Saved entries:
━━━━━━━━━━━━━━━━
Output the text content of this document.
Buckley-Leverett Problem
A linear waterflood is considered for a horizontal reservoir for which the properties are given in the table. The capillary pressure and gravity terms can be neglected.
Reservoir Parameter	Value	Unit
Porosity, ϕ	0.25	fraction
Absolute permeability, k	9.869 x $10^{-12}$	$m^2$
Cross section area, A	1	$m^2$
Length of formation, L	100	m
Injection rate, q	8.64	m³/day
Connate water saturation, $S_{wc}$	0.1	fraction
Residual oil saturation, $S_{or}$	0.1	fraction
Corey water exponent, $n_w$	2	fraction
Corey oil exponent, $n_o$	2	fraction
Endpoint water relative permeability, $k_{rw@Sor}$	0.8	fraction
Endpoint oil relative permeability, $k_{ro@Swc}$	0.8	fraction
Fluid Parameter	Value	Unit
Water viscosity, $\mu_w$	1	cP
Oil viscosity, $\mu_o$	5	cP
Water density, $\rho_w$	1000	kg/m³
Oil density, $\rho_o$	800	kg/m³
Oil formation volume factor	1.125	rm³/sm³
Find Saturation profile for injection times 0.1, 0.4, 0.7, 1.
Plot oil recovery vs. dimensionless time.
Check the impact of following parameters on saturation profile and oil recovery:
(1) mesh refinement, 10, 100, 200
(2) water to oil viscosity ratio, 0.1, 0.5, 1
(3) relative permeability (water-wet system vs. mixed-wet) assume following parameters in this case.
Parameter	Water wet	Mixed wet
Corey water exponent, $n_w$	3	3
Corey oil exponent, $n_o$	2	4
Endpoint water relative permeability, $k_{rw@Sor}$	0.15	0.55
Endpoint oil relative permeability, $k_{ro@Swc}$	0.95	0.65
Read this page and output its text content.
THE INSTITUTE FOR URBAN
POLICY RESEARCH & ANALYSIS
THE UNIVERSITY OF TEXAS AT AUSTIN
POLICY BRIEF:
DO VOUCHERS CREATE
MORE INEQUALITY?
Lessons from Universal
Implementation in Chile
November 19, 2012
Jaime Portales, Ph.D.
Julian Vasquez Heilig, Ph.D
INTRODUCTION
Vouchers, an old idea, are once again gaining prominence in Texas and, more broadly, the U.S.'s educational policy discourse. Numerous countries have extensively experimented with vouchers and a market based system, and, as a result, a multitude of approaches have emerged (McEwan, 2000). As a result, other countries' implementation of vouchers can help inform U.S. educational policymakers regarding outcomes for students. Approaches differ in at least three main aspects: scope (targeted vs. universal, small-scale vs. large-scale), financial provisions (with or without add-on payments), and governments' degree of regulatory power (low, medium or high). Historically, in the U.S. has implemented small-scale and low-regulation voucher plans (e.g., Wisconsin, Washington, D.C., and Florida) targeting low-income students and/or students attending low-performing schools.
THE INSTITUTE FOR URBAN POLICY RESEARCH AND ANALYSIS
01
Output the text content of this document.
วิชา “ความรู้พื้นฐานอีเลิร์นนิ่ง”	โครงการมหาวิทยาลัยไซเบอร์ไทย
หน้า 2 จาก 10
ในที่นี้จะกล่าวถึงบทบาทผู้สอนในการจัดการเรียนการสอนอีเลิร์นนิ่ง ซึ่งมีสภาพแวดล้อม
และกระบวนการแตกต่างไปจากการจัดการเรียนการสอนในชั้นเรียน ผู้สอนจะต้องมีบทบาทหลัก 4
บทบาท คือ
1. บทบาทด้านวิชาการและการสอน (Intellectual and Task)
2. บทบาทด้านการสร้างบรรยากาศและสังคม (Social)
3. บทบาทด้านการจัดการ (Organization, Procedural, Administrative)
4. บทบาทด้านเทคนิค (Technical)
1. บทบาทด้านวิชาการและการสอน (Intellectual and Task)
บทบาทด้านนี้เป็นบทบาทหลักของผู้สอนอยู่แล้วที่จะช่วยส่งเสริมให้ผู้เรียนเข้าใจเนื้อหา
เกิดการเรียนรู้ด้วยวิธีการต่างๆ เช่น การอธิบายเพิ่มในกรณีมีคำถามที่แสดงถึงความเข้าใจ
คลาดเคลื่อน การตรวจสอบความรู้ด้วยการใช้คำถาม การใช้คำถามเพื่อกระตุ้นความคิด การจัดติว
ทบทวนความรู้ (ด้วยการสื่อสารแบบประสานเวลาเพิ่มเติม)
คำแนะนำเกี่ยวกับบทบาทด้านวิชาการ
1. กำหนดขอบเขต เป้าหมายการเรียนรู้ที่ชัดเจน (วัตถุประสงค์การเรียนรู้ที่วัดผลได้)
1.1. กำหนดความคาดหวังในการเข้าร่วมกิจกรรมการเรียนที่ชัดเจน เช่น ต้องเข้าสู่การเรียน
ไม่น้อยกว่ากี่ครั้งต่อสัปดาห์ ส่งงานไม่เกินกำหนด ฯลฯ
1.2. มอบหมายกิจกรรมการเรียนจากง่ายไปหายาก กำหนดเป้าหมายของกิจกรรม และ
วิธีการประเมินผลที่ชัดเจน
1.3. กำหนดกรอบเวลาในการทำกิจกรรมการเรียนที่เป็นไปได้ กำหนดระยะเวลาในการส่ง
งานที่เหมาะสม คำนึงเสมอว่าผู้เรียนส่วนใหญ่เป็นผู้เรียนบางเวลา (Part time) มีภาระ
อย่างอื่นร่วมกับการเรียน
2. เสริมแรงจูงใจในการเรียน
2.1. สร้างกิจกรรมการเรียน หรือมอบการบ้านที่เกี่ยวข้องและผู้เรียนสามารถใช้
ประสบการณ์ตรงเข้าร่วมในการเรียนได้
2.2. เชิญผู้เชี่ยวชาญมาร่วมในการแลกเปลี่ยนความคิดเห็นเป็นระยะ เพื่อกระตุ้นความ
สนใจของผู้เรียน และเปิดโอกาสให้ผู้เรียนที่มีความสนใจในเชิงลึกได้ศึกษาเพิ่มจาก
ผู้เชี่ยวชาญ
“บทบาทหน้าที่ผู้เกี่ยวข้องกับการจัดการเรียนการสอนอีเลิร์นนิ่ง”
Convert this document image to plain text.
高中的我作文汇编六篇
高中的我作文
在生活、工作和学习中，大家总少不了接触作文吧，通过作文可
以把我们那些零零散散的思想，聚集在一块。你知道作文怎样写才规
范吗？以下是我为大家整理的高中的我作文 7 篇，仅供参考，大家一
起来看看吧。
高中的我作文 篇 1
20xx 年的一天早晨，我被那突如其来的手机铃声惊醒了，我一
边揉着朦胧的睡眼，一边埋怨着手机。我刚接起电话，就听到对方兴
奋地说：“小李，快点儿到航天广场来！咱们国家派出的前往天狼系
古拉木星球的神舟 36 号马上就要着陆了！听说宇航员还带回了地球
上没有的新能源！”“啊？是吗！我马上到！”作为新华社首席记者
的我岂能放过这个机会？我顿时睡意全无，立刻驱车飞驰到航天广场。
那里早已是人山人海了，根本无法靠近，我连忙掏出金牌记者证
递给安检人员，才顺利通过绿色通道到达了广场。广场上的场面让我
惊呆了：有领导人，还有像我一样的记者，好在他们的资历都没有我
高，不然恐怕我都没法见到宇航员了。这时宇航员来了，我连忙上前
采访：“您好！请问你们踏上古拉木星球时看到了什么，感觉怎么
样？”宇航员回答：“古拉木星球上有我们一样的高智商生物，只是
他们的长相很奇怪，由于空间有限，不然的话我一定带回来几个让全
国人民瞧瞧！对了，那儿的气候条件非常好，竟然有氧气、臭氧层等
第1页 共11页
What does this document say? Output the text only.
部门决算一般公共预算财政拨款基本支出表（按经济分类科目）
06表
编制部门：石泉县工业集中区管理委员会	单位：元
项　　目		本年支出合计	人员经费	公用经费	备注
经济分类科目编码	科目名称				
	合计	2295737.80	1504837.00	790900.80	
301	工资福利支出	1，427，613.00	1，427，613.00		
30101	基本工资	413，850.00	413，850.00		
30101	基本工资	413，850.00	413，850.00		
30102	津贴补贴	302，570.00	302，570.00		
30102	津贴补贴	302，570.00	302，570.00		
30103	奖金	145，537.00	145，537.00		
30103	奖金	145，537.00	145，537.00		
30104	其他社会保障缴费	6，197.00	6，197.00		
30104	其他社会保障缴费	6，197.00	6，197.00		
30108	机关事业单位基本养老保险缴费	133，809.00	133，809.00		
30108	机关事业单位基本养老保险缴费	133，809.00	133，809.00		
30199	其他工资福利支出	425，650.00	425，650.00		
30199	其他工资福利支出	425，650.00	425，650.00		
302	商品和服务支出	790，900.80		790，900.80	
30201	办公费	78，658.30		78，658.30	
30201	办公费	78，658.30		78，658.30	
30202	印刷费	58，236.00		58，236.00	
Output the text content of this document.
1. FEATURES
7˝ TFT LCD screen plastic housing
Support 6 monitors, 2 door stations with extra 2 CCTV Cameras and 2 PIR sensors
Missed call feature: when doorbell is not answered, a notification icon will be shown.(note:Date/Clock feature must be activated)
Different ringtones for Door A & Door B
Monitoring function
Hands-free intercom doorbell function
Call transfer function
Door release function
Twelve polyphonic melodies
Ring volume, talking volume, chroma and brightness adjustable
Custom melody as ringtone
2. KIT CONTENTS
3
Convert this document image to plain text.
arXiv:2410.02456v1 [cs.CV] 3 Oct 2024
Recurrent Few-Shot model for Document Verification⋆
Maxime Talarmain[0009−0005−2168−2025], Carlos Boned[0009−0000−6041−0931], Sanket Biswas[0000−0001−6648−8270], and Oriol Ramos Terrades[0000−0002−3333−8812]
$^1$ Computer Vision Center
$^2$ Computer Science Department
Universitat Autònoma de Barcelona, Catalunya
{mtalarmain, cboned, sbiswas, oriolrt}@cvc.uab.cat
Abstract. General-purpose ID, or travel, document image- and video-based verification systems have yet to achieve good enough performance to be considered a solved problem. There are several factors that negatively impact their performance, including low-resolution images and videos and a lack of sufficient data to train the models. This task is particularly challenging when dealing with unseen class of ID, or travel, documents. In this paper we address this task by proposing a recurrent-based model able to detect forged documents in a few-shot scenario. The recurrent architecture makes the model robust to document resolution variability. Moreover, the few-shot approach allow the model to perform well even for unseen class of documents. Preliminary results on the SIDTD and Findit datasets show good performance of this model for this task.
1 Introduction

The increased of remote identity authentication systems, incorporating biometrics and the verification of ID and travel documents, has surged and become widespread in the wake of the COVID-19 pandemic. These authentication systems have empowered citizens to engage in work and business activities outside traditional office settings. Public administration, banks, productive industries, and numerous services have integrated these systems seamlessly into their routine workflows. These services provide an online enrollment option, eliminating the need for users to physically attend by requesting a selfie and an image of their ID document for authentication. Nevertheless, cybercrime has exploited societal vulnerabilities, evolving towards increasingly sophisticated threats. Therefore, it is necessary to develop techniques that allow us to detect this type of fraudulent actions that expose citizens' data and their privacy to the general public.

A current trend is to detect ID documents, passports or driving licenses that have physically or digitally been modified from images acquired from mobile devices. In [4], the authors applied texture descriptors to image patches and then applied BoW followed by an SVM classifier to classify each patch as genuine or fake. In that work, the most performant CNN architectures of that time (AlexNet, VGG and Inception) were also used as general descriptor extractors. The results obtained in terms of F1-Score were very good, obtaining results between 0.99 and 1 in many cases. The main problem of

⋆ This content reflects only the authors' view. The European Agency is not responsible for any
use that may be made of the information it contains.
━━━━━━━━━━━━━━━━
Required task
Copy all lines above containing the string "density".

Answer
Water density, $\rho_w$	1000	kg/m³
Oil density, $\rho_o$	800	kg/m³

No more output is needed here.